# START OF RECORDS TO PROCESS

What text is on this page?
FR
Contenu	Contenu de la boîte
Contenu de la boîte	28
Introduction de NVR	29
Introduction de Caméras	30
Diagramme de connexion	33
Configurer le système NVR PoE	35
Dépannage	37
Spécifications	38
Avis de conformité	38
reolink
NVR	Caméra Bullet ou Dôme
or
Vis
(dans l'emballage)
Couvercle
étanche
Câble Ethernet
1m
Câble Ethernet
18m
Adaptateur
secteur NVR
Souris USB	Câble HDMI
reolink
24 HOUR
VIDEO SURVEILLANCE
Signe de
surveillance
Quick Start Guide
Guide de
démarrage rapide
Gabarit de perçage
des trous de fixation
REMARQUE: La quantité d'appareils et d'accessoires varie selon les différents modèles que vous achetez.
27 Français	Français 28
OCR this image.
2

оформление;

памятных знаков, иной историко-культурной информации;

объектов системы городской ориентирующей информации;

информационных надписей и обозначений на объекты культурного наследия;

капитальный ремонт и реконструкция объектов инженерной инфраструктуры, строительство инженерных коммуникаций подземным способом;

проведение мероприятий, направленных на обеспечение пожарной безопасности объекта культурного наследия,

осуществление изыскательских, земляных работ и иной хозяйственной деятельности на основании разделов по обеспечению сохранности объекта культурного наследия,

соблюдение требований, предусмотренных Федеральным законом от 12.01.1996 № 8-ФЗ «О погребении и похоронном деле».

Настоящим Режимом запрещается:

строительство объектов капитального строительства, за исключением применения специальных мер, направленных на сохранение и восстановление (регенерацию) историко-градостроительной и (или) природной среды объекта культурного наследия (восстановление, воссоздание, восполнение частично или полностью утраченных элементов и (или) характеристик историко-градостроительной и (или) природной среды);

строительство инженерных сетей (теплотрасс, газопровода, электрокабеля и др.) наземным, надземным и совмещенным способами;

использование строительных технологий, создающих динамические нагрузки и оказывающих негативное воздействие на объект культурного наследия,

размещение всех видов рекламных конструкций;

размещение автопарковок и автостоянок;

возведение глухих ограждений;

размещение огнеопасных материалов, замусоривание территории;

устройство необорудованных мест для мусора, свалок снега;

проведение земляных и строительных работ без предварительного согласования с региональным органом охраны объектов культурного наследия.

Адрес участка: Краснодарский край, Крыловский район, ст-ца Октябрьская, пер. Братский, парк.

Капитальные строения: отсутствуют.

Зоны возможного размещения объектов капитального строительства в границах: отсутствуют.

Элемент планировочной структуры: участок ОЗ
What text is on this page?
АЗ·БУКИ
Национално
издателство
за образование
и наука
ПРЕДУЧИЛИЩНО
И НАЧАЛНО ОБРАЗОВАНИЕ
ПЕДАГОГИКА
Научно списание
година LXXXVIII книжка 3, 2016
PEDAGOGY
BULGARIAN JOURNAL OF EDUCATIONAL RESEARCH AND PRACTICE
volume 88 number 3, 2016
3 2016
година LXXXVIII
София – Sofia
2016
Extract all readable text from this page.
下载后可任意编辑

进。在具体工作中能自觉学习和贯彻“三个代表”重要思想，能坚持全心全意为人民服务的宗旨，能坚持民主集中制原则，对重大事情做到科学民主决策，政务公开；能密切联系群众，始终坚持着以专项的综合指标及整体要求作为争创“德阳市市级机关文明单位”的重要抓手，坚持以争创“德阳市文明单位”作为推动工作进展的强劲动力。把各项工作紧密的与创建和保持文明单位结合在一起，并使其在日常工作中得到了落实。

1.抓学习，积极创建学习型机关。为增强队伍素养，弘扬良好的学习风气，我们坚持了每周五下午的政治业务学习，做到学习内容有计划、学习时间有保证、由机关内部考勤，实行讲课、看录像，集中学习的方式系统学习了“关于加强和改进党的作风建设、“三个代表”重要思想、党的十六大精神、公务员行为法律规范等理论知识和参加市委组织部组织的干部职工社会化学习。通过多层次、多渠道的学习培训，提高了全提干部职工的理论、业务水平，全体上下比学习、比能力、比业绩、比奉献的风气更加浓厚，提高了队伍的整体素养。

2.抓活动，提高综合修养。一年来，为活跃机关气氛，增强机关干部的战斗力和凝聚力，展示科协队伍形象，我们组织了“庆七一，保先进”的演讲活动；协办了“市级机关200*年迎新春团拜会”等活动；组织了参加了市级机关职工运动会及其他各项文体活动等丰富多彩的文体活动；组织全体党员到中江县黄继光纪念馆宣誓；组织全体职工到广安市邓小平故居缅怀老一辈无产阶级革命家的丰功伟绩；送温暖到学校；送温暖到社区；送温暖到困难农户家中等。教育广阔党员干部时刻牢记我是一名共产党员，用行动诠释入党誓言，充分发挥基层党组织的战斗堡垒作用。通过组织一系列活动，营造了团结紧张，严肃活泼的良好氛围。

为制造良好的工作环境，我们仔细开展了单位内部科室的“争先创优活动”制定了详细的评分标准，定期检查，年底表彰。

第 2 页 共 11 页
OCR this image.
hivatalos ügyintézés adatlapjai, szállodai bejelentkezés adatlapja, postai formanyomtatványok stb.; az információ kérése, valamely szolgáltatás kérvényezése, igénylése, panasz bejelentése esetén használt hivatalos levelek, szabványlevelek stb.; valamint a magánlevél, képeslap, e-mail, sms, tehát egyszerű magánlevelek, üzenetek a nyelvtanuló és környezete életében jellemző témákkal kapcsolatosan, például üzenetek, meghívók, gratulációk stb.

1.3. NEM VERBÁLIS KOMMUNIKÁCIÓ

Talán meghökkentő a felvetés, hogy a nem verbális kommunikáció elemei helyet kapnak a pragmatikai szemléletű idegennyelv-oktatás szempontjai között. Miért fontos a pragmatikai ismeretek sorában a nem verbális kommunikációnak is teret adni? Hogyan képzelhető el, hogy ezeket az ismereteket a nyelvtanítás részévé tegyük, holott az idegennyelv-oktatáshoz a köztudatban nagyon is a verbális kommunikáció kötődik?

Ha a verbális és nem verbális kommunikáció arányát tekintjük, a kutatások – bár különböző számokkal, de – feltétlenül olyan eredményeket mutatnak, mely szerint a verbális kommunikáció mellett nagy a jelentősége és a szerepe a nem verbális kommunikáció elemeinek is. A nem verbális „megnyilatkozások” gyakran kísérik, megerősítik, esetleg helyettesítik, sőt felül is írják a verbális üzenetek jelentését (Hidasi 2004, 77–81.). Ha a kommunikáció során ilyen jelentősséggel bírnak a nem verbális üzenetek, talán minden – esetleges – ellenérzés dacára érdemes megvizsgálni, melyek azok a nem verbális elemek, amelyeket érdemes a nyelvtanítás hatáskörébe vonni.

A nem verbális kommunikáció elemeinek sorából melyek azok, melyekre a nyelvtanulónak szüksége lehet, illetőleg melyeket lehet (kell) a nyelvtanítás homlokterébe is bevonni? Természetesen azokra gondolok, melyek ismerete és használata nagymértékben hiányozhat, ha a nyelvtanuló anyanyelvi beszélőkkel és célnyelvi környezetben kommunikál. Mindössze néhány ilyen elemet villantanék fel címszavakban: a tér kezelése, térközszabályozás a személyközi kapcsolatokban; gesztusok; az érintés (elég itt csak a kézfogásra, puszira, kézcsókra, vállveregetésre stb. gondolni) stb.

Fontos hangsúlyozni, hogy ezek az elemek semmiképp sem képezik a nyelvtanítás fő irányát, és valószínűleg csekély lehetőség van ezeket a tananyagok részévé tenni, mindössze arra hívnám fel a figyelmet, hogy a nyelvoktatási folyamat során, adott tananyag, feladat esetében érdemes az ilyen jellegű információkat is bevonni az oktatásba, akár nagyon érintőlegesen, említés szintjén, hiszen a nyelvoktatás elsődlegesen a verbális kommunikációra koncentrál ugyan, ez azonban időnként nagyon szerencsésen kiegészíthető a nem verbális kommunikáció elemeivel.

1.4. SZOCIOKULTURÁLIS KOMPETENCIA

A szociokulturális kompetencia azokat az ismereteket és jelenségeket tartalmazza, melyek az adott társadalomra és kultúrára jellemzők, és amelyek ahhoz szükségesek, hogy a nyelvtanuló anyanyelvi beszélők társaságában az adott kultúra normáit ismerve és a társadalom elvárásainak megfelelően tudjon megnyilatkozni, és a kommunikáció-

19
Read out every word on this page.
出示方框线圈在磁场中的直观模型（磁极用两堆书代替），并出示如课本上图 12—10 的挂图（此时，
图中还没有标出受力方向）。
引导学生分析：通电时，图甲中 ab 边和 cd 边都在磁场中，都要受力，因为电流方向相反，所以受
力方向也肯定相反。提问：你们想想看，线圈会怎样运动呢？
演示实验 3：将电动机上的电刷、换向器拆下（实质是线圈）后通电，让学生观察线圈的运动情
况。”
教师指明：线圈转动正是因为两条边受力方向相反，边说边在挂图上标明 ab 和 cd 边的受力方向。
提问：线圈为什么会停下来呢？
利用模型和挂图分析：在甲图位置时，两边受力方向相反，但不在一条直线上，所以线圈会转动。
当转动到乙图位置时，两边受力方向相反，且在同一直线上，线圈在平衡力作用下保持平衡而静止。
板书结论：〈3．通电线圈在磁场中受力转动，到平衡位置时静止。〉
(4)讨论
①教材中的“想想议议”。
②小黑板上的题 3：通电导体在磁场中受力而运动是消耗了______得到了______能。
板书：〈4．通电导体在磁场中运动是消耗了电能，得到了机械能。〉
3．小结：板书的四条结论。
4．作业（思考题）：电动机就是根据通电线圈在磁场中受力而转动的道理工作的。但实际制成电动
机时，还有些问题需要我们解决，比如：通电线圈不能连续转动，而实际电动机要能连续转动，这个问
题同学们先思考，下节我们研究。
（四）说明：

# END OF RECORDS TO PROCESS

» **TASK BRIEF**
For each line of the entries that includes "работ", show that line.

» **ANSWER FOR THIS EXERCISE**
осуществление изыскательских, земляных работ и иной хозяйственной деятельности на основании разделов по обеспечению сохранности объекта культурного наследия,
проведение земляных и строительных работ без предварительного согласования с региональным органом охраны объектов культурного наследия.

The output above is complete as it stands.